- _Travail à faire_
Recopiez le passage du texte sur les chants de la vieille France compris entre « Je crains encore » et « complétés et réunis ? », ces deux endroits inclus.

- _Passage du texte_

···

VIEILLES LÉGENDES FRANÇAISES. — SUITE.

Je crains encore que le travail qui se prépare ne soit fait purement au point de vue historique et scientifique. Nous aurons des ballades franques, normandes, des chants de guerre, des lais et des virelais, des guerz bretons, des noëls bourguignons et picards...Mais songera-t-on à recueillir ces chants de la vieille France dont je cite ici des fragments épars et qui n’ont jamais été complétés et réunis ?

Les savants ne veulent pas admettre dans les livres des vers composés sans souci de la rime, de la prosodie et de la syntaxe.

La langue du berger, du marinier, du charretier qui passe, est bien la nôtre, à quelques élisions près, avec des tournures douteuses, des mots hasardés, des terminaisons et des liaisons de fantaisie, mais elle porte un cachet d’ignorance qui révolte l’homme du monde, bien plus que ne le fait le patois. Pourtant ce langage a ses règles, ou du moins ses habitudes régulières, et il est fâcheux que des couplets tels que ceux de la célèbre romance : Si j’étais hirondelle, soient abandonnés, pour deux ou trois consonnes singulièrement placées, au répertoire chantant des concierges et des cuisinières.

···

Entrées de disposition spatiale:
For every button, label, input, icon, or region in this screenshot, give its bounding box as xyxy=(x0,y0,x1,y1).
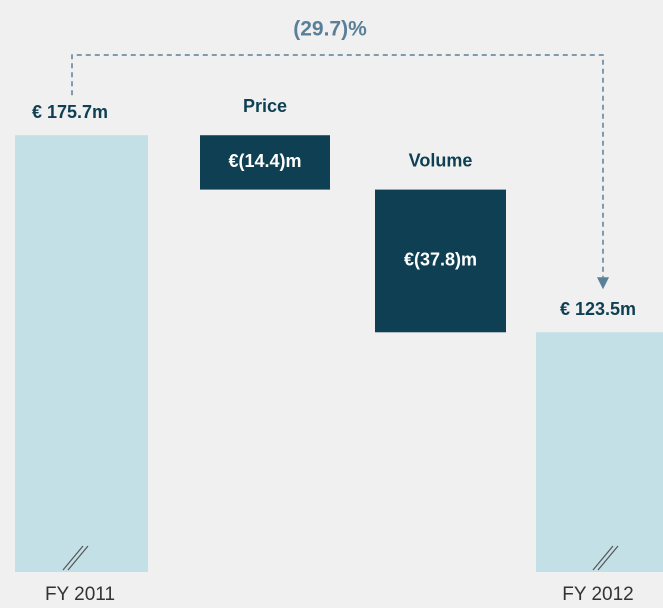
value-label: €(37.8)m xyxy=(404,250,477,270)
category-label: Volume xyxy=(409,150,473,170)
delta-bar xyxy=(375,189,506,333)
connector-arrow xyxy=(597,277,609,290)
value-label: € 175.7m xyxy=(32,102,108,122)
x-tick-label: FY 2012 xyxy=(562,584,633,605)
change-connector xyxy=(71,54,604,278)
value-label: €(14.4)m xyxy=(228,151,301,171)
category-label: Price xyxy=(243,96,287,116)
x-tick-label: FY 2011 xyxy=(45,584,115,605)
delta-bar xyxy=(200,135,330,190)
total-bar xyxy=(536,332,663,572)
change-annotation: (29.7)% xyxy=(293,18,367,41)
total-bar xyxy=(15,135,148,573)
value-label: € 123.5m xyxy=(560,299,636,319)
axis-break xyxy=(592,545,619,571)
axis-break xyxy=(62,545,89,571)
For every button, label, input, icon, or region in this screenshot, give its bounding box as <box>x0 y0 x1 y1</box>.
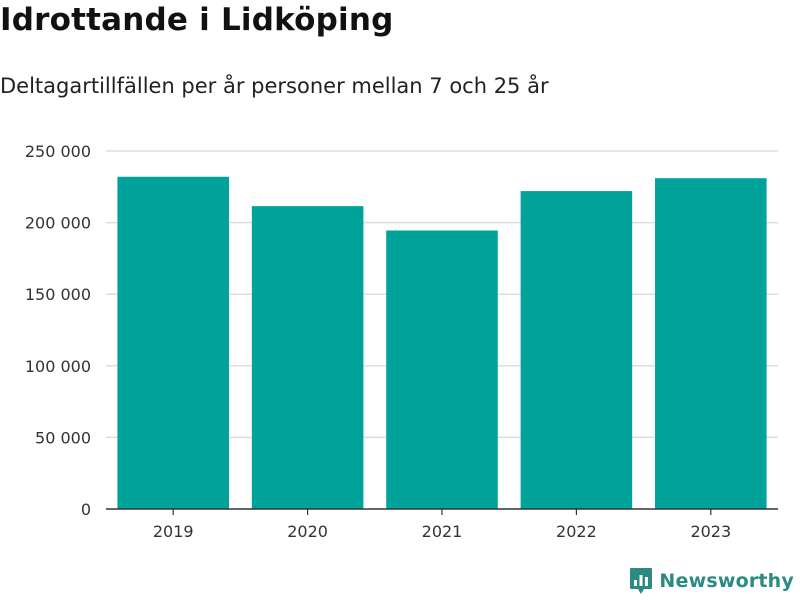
brand-name: Newsworthy <box>659 570 794 592</box>
newsworthy-logo-icon <box>630 568 653 594</box>
chart-title: Idrottande i Lidköping <box>0 2 394 38</box>
y-tick-label: 150 000 <box>25 285 91 304</box>
y-tick-label: 100 000 <box>25 357 91 376</box>
chart-subtitle: Deltagartillfällen per år personer mella… <box>0 74 549 98</box>
y-tick-label: 0 <box>81 500 91 519</box>
bar <box>117 176 229 509</box>
y-tick-label: 50 000 <box>35 428 91 447</box>
y-tick-label: 250 000 <box>25 142 91 161</box>
bar <box>386 230 498 509</box>
bar <box>520 191 633 509</box>
x-tick-label: 2020 <box>287 522 328 541</box>
x-tick-label: 2019 <box>153 522 194 541</box>
x-tick-label: 2022 <box>556 522 597 541</box>
bar <box>655 178 767 509</box>
y-tick-label: 200 000 <box>25 214 91 233</box>
x-tick-label: 2021 <box>422 522 463 541</box>
branding: Newsworthy <box>629 566 794 596</box>
x-tick-label: 2023 <box>690 522 731 541</box>
bar <box>251 206 364 509</box>
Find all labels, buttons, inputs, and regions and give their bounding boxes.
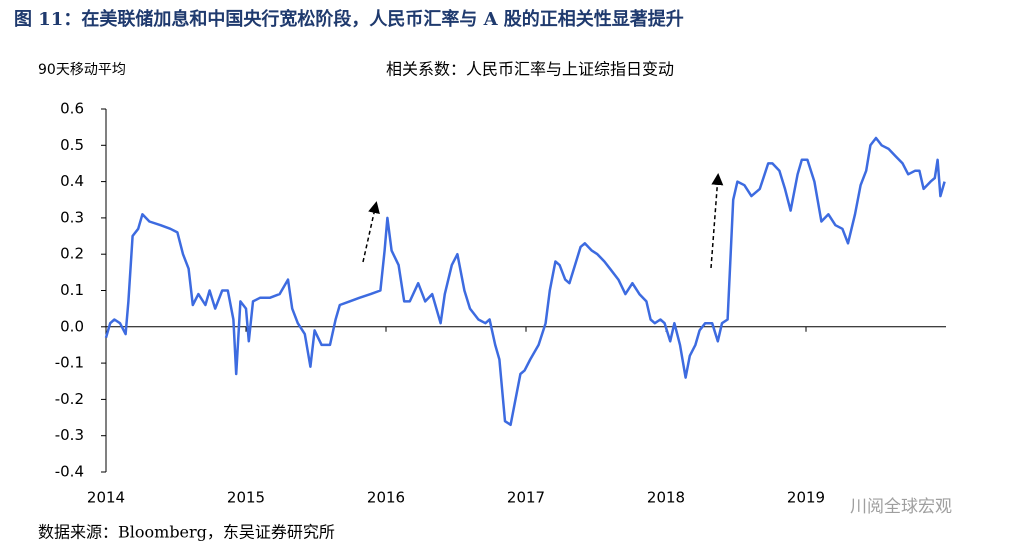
- annotation-arrow: [362, 201, 380, 263]
- chart-title: 图 11：在美联储加息和中国央行宽松阶段，人民币汇率与 A 股的正相关性显著提升: [14, 8, 684, 30]
- series-line: [104, 136, 946, 427]
- y-tick-label: 0.3: [60, 208, 84, 226]
- y-axis-label: 90天移动平均: [38, 62, 126, 78]
- chart-subtitle: 相关系数：人民币汇率与上证综指日变动: [386, 60, 674, 79]
- y-tick-label: 0.1: [60, 281, 84, 299]
- x-tick-label: 2017: [507, 489, 545, 507]
- y-tick-label: 0.0: [60, 317, 84, 335]
- watermark: 川阅全球宏观: [850, 497, 952, 517]
- x-tick-label: 2016: [367, 489, 405, 507]
- x-tick-label: 2019: [787, 489, 825, 507]
- x-tick-label: 2014: [87, 489, 125, 507]
- y-tick-label: -0.1: [55, 354, 84, 372]
- x-tick-label: 2015: [227, 489, 265, 507]
- y-tick-label: -0.2: [55, 390, 84, 408]
- y-tick-label: 0.4: [60, 172, 84, 190]
- annotation-arrow: [710, 173, 724, 269]
- y-tick-label: -0.3: [55, 426, 84, 444]
- y-tick-label: 0.6: [60, 100, 84, 118]
- x-tick-label: 2018: [647, 489, 685, 507]
- y-tick-label: 0.2: [60, 245, 84, 263]
- y-tick-label: -0.4: [55, 463, 84, 481]
- y-tick-label: 0.5: [60, 136, 84, 154]
- source: 数据来源：Bloomberg，东吴证券研究所: [38, 523, 335, 542]
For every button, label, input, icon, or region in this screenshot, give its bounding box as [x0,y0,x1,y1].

···

- _Réponse finale_
Je crains encore que le travail qui se prépare ne soit fait purement au point de vue historique et scientifique. Nous aurons des ballades franques, normandes, des chants de guerre, des lais et des virelais, des guerz bretons, des noëls bourguignons et picards...Mais songera-t-on à recueillir ces chants de la vieille France dont je cite ici des fragments épars et qui n’ont jamais été complétés et réunis ?